## Exercise directions
Find how many lines in the material contain "title"; your answer should be that number alone.
***** Input material
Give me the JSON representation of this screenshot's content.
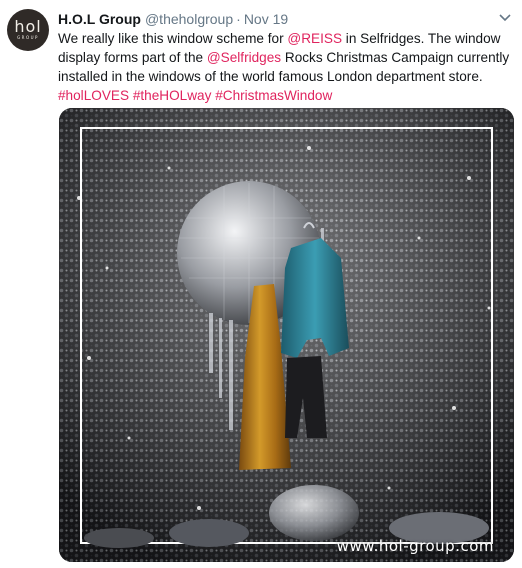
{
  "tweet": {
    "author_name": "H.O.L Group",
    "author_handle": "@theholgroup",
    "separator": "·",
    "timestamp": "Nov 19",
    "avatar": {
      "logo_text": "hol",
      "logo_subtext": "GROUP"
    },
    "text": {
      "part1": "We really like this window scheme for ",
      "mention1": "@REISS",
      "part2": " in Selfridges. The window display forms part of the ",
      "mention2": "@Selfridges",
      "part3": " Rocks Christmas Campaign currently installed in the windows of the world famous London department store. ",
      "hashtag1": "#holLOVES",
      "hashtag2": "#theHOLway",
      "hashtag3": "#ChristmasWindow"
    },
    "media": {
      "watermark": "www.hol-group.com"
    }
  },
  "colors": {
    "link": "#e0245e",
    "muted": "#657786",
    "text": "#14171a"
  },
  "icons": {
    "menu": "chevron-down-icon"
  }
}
**********
***** Input material
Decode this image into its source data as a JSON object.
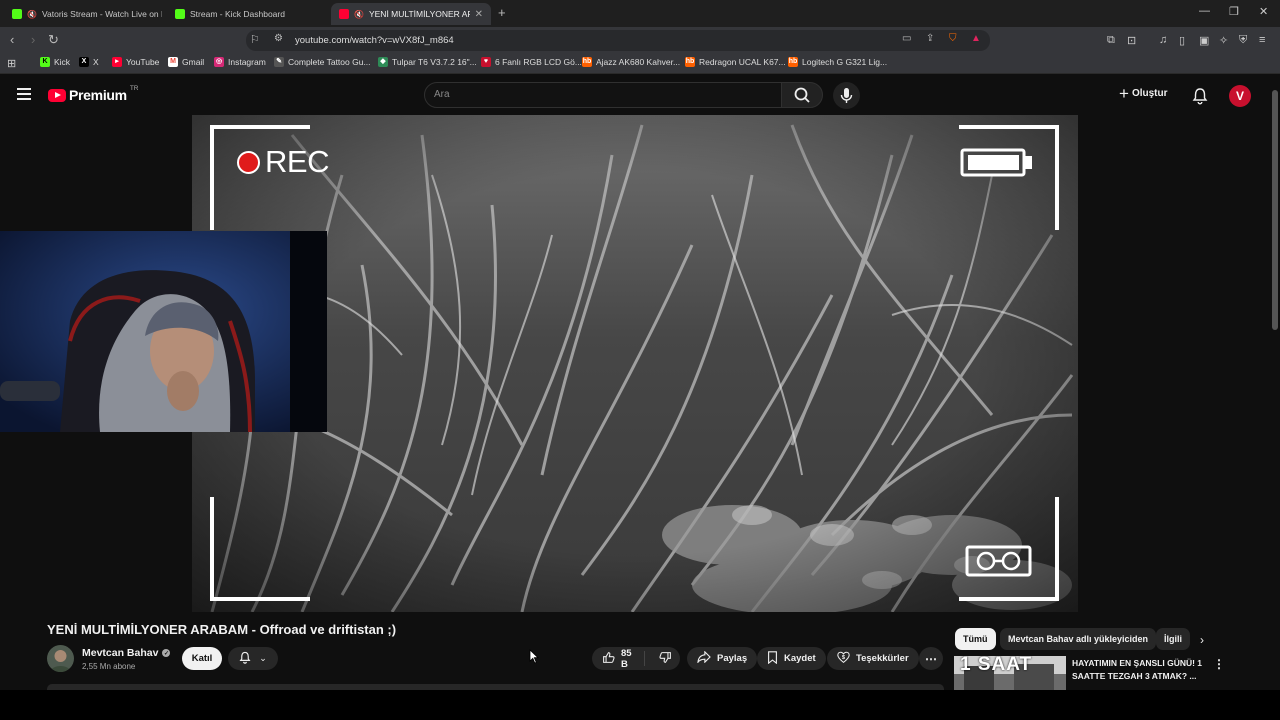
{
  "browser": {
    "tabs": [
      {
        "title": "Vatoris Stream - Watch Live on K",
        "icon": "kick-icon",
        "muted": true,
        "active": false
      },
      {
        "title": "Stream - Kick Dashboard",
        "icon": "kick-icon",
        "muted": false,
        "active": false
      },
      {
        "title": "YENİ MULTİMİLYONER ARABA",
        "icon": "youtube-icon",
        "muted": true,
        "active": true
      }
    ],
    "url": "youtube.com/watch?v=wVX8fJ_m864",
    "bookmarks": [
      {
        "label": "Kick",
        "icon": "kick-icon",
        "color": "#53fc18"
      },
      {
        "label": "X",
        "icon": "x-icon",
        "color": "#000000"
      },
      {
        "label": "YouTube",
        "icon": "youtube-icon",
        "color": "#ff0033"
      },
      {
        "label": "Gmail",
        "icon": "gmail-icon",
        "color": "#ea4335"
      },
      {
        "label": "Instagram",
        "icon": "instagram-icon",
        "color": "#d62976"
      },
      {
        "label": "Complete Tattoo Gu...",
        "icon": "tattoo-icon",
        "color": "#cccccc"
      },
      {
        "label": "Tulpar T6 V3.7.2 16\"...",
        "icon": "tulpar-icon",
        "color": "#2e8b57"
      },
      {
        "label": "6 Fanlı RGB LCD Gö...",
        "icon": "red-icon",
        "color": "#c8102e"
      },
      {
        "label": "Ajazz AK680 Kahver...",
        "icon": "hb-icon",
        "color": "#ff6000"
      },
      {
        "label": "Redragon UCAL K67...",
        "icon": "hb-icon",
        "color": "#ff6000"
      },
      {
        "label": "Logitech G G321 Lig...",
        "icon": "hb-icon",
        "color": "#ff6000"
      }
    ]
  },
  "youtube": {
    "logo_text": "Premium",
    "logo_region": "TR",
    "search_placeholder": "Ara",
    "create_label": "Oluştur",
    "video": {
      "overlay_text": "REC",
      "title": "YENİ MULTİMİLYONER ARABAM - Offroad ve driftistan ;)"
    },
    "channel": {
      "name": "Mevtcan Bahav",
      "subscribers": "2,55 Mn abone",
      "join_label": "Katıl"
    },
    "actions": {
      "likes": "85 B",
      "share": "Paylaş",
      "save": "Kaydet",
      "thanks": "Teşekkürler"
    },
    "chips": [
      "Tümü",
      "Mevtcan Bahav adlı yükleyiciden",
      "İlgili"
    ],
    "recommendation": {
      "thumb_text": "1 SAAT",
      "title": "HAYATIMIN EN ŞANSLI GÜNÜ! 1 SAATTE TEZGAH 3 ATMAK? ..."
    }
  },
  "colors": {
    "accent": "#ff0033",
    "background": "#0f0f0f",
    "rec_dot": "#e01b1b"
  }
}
**********
## Reply to the task
5